Stored records:
----------

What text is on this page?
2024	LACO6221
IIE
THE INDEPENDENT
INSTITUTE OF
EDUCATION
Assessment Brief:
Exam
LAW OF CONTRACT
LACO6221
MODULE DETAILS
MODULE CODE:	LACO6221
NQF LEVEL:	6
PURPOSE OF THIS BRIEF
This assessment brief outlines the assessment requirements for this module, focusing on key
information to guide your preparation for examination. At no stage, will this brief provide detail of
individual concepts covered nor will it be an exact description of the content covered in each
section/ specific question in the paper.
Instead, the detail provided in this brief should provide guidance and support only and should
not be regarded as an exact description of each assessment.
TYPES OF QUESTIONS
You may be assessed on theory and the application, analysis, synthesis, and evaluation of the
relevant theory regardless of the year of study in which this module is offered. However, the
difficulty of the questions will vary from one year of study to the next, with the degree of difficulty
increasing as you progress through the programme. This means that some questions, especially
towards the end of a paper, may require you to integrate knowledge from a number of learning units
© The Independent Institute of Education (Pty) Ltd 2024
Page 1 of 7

----------

* **Exercise aim**:
Where does the word "will" appear in the listing? List each line that holds it.

* **Task response**:
information to guide your preparation for examination. At no stage, will this brief provide detail of
individual concepts covered nor will it be an exact description of the content covered in each
difficulty of the questions will vary from one year of study to the next, with the degree of difficulty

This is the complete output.